Single out each line with the word "high" and copy it.
+++
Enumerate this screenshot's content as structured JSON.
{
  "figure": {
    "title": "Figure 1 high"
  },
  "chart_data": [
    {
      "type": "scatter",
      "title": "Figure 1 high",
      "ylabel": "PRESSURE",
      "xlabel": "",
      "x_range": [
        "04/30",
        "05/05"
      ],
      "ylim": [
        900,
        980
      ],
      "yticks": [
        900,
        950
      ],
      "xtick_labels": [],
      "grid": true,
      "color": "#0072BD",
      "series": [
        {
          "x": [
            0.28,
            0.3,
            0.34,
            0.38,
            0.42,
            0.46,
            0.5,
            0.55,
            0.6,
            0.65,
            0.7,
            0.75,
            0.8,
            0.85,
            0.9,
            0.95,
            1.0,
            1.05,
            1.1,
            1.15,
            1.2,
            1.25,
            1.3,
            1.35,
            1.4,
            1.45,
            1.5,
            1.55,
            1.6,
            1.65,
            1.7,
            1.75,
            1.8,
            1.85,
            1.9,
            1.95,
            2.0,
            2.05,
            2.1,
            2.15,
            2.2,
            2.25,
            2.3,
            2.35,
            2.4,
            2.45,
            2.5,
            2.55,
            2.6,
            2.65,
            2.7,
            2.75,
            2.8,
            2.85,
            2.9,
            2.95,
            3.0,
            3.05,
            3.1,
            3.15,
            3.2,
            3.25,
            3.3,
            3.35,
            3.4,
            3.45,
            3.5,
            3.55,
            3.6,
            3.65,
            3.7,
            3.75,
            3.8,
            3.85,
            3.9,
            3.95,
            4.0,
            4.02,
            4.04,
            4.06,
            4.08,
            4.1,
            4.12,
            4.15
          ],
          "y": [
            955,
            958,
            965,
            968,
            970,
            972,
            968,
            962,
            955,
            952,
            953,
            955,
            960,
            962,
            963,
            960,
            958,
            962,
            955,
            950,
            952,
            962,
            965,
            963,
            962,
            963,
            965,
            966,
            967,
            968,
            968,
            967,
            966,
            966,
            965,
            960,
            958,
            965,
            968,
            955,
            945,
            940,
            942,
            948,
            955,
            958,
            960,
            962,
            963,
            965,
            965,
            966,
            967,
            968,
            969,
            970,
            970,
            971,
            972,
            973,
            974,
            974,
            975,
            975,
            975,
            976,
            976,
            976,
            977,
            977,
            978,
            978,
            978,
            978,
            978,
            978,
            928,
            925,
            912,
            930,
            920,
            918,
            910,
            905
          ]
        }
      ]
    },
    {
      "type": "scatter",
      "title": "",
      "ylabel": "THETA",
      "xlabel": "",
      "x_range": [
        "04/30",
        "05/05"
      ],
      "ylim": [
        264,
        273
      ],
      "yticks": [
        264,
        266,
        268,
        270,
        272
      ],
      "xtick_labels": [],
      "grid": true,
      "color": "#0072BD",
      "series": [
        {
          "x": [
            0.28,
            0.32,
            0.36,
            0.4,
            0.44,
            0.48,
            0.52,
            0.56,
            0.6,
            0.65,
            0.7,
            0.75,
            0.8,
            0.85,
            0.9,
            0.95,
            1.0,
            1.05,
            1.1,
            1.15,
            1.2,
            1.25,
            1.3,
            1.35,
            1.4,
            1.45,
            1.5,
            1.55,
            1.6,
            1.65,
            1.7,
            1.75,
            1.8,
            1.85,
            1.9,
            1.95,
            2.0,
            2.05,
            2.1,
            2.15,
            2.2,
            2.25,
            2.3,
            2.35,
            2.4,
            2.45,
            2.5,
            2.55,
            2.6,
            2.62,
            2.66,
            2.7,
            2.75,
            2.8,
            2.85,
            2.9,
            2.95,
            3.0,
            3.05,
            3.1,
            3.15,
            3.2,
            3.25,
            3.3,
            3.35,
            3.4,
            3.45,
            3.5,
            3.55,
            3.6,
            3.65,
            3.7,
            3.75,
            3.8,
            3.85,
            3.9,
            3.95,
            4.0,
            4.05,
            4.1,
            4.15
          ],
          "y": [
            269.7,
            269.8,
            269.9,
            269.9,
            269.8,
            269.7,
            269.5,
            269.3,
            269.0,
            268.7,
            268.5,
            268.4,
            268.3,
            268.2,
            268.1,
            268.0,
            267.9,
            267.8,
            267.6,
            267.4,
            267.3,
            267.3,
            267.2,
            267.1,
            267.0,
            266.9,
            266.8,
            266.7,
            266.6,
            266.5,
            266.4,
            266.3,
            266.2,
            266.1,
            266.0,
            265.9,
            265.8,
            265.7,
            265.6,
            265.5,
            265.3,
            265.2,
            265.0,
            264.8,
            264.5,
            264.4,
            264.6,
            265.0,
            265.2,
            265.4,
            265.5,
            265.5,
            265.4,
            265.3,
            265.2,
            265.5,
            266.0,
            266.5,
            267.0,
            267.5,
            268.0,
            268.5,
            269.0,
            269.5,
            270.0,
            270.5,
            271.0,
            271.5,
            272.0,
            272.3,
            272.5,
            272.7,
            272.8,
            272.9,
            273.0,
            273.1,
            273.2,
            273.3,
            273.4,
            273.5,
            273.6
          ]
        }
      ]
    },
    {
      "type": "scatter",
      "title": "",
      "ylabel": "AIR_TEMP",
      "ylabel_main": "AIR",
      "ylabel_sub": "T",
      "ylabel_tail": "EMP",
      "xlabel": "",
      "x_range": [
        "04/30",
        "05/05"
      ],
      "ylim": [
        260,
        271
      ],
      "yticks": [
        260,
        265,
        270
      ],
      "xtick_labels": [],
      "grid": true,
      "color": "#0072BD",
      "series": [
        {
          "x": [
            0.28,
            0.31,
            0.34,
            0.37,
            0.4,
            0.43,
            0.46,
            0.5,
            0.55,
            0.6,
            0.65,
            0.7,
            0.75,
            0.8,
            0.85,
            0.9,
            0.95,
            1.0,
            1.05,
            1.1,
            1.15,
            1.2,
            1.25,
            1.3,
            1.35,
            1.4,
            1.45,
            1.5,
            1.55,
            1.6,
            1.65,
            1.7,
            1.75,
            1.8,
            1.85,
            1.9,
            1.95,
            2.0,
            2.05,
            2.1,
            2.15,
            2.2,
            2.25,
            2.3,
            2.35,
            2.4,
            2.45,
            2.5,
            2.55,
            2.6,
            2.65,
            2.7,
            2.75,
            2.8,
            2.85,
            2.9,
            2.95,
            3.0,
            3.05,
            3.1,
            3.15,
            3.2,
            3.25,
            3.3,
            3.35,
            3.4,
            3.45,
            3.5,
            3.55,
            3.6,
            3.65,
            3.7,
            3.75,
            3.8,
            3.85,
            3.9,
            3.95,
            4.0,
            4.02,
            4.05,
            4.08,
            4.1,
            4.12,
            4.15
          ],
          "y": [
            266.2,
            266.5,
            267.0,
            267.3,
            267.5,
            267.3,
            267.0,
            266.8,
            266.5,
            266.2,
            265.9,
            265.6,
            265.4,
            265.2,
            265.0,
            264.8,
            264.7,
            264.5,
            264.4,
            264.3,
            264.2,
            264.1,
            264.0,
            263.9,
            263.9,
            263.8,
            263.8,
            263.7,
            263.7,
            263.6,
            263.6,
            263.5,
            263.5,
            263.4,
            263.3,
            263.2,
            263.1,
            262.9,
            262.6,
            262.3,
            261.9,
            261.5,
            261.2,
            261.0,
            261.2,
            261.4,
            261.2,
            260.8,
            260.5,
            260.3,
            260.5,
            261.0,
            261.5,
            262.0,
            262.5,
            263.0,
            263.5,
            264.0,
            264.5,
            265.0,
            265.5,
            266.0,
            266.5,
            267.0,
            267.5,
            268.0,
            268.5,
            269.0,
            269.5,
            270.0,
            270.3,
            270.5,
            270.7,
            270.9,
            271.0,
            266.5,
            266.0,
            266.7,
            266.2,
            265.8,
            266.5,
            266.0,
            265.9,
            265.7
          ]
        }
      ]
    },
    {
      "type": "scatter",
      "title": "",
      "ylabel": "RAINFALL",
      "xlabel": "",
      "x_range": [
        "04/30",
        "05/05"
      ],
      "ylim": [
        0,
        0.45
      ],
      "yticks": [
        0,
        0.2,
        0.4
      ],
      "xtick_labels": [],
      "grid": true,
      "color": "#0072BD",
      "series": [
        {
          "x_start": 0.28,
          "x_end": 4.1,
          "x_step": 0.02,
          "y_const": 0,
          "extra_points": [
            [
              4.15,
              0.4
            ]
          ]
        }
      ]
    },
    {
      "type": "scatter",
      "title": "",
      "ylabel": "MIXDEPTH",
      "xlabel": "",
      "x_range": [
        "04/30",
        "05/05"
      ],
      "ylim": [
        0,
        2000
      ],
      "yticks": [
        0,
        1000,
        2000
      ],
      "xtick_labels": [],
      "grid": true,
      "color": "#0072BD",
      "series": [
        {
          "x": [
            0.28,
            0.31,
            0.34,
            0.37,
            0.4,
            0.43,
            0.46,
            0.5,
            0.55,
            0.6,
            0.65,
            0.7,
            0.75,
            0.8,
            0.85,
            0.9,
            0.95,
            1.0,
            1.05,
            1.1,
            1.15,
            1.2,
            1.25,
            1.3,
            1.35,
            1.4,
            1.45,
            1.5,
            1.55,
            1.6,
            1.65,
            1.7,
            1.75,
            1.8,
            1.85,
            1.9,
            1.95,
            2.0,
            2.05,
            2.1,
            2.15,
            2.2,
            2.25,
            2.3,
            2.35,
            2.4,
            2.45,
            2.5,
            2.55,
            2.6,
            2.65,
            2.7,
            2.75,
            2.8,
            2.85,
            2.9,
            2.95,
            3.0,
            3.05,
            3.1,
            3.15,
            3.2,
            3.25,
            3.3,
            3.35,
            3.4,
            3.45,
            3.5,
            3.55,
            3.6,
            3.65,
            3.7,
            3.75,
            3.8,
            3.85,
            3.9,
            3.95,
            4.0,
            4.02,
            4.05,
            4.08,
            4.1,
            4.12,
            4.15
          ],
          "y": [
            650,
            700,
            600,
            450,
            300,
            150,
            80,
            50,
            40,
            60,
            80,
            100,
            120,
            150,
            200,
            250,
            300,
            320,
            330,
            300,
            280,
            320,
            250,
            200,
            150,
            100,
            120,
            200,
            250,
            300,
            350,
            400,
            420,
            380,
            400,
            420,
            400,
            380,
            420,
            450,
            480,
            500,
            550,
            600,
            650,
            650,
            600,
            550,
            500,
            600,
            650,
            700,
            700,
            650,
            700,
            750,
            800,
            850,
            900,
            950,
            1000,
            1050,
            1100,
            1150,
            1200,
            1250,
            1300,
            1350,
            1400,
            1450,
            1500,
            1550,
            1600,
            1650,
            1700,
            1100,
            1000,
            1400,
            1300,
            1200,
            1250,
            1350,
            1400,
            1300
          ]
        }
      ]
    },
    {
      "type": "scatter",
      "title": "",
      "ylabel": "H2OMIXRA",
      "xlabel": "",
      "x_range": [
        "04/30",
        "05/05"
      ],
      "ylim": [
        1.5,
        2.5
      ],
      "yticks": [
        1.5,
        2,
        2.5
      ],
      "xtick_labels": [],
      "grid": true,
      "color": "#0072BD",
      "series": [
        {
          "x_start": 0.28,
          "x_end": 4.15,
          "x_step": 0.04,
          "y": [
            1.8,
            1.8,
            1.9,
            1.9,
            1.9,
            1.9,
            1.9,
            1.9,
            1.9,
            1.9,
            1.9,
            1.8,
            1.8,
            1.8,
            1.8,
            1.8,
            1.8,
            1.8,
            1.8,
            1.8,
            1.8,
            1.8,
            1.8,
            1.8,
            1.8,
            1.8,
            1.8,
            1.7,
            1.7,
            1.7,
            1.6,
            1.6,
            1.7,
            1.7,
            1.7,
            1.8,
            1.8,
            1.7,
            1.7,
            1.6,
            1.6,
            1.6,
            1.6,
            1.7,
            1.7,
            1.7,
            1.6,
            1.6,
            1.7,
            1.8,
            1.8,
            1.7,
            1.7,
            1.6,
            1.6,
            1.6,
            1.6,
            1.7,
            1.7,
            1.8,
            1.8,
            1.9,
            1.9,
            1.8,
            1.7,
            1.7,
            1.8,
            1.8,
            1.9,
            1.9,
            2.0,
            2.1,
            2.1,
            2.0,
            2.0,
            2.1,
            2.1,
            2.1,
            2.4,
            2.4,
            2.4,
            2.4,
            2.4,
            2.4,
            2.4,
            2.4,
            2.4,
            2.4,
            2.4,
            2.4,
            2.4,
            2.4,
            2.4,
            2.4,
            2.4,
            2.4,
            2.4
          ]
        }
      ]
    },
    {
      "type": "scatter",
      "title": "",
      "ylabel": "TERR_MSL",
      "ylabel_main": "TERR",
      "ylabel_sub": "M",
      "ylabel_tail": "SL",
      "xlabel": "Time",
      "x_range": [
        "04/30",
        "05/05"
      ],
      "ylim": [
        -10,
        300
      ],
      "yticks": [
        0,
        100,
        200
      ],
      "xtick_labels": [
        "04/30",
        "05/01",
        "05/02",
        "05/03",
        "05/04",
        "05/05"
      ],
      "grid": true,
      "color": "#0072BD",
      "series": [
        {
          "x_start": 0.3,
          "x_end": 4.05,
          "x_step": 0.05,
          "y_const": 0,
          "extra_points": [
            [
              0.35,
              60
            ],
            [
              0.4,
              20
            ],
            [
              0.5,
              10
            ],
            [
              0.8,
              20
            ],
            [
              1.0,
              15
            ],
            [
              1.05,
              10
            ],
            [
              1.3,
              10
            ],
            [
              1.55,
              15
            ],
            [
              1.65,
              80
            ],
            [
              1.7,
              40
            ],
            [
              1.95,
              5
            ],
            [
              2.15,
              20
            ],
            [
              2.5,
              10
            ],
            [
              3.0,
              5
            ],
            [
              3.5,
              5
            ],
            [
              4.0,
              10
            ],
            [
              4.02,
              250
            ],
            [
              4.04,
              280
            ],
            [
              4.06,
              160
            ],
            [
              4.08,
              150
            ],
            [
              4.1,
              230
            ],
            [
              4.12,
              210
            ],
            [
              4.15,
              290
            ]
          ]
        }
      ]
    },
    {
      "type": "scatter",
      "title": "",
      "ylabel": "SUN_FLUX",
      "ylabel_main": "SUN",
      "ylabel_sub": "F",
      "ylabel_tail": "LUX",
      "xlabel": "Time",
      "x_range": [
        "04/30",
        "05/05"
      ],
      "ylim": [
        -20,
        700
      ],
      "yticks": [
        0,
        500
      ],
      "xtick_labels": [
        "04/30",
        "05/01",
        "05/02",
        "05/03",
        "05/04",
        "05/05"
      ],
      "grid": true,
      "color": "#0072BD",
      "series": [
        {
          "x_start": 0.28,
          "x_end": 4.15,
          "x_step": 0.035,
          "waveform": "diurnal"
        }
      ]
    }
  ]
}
+++
◆ SOLUTION:
    "title": "Figure 1 high"
      "title": "Figure 1 high",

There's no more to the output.